**Exercise instructions:**
Return each entry exactly, omitting nothing.

**Data for the task:**
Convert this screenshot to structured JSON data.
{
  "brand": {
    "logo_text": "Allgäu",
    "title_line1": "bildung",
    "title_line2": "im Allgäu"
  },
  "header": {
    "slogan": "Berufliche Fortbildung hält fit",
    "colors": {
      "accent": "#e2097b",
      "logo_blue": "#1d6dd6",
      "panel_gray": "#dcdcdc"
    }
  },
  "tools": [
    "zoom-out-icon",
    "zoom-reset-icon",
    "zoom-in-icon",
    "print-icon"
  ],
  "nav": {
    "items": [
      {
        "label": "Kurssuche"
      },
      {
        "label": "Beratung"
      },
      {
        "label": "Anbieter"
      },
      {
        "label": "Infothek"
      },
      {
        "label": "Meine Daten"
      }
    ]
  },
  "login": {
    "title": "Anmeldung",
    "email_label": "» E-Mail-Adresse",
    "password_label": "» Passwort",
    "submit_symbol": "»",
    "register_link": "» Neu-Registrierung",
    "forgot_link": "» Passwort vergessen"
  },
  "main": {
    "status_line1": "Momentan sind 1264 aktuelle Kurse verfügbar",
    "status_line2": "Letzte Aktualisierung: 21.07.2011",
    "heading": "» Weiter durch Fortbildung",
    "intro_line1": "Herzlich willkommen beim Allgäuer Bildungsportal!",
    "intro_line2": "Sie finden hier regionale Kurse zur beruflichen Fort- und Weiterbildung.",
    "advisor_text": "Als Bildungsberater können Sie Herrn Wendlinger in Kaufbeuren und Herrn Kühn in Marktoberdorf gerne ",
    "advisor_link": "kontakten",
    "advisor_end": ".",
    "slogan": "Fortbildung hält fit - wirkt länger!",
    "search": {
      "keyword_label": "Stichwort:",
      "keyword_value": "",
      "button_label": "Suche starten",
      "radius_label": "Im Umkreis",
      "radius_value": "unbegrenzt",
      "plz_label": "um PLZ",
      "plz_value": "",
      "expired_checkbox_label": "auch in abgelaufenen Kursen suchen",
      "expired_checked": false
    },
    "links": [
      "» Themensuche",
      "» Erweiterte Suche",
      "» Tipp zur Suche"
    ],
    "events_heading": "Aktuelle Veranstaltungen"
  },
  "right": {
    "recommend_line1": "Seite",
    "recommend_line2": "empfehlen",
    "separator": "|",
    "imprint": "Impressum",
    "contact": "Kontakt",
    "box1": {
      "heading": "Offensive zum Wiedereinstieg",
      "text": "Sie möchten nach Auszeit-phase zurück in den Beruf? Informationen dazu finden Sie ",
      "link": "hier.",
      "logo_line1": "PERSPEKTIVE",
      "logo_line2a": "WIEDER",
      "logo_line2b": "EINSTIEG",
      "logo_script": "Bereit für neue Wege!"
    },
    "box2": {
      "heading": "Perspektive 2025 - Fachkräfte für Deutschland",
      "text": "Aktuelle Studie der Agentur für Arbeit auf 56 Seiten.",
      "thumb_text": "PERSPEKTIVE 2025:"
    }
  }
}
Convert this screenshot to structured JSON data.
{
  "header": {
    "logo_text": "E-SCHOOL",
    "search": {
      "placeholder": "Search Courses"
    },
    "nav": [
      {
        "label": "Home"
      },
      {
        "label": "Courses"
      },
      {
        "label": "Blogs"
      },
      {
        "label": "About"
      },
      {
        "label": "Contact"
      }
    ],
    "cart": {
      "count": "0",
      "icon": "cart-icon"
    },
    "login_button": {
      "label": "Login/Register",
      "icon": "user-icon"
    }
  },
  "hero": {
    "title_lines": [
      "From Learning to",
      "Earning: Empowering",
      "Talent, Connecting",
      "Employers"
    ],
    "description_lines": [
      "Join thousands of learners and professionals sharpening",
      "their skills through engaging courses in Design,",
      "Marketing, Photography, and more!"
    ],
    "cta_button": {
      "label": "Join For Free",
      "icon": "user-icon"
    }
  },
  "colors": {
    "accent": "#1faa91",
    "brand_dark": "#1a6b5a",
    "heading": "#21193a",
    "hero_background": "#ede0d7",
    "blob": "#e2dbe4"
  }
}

**Exercise solution:**
Convert this screenshot to structured JSON data.
{
  "brand": {
    "logo_text": "Allgäu",
    "title_line1": "bildung",
    "title_line2": "im Allgäu"
  },
  "header": {
    "slogan": "Berufliche Fortbildung hält fit",
    "colors": {
      "accent": "#e2097b",
      "logo_blue": "#1d6dd6",
      "panel_gray": "#dcdcdc"
    }
  },
  "tools": [
    "zoom-out-icon",
    "zoom-reset-icon",
    "zoom-in-icon",
    "print-icon"
  ],
  "nav": {
    "items": [
      {
        "label": "Kurssuche"
      },
      {
        "label": "Beratung"
      },
      {
        "label": "Anbieter"
      },
      {
        "label": "Infothek"
      },
      {
        "label": "Meine Daten"
      }
    ]
  },
  "login": {
    "title": "Anmeldung",
    "email_label": "» E-Mail-Adresse",
    "password_label": "» Passwort",
    "submit_symbol": "»",
    "register_link": "» Neu-Registrierung",
    "forgot_link": "» Passwort vergessen"
  },
  "main": {
    "status_line1": "Momentan sind 1264 aktuelle Kurse verfügbar",
    "status_line2": "Letzte Aktualisierung: 21.07.2011",
    "heading": "» Weiter durch Fortbildung",
    "intro_line1": "Herzlich willkommen beim Allgäuer Bildungsportal!",
    "intro_line2": "Sie finden hier regionale Kurse zur beruflichen Fort- und Weiterbildung.",
    "advisor_text": "Als Bildungsberater können Sie Herrn Wendlinger in Kaufbeuren und Herrn Kühn in Marktoberdorf gerne ",
    "advisor_link": "kontakten",
    "advisor_end": ".",
    "slogan": "Fortbildung hält fit - wirkt länger!",
    "search": {
      "keyword_label": "Stichwort:",
      "keyword_value": "",
      "button_label": "Suche starten",
      "radius_label": "Im Umkreis",
      "radius_value": "unbegrenzt",
      "plz_label": "um PLZ",
      "plz_value": "",
      "expired_checkbox_label": "auch in abgelaufenen Kursen suchen",
      "expired_checked": false
    },
    "links": [
      "» Themensuche",
      "» Erweiterte Suche",
      "» Tipp zur Suche"
    ],
    "events_heading": "Aktuelle Veranstaltungen"
  },
  "right": {
    "recommend_line1": "Seite",
    "recommend_line2": "empfehlen",
    "separator": "|",
    "imprint": "Impressum",
    "contact": "Kontakt",
    "box1": {
      "heading": "Offensive zum Wiedereinstieg",
      "text": "Sie möchten nach Auszeit-phase zurück in den Beruf? Informationen dazu finden Sie ",
      "link": "hier.",
      "logo_line1": "PERSPEKTIVE",
      "logo_line2a": "WIEDER",
      "logo_line2b": "EINSTIEG",
      "logo_script": "Bereit für neue Wege!"
    },
    "box2": {
      "heading": "Perspektive 2025 - Fachkräfte für Deutschland",
      "text": "Aktuelle Studie der Agentur für Arbeit auf 56 Seiten.",
      "thumb_text": "PERSPEKTIVE 2025:"
    }
  }
}
Convert this screenshot to structured JSON data.
{
  "header": {
    "logo_text": "E-SCHOOL",
    "search": {
      "placeholder": "Search Courses"
    },
    "nav": [
      {
        "label": "Home"
      },
      {
        "label": "Courses"
      },
      {
        "label": "Blogs"
      },
      {
        "label": "About"
      },
      {
        "label": "Contact"
      }
    ],
    "cart": {
      "count": "0",
      "icon": "cart-icon"
    },
    "login_button": {
      "label": "Login/Register",
      "icon": "user-icon"
    }
  },
  "hero": {
    "title_lines": [
      "From Learning to",
      "Earning: Empowering",
      "Talent, Connecting",
      "Employers"
    ],
    "description_lines": [
      "Join thousands of learners and professionals sharpening",
      "their skills through engaging courses in Design,",
      "Marketing, Photography, and more!"
    ],
    "cta_button": {
      "label": "Join For Free",
      "icon": "user-icon"
    }
  },
  "colors": {
    "accent": "#1faa91",
    "brand_dark": "#1a6b5a",
    "heading": "#21193a",
    "hero_background": "#ede0d7",
    "blob": "#e2dbe4"
  }
}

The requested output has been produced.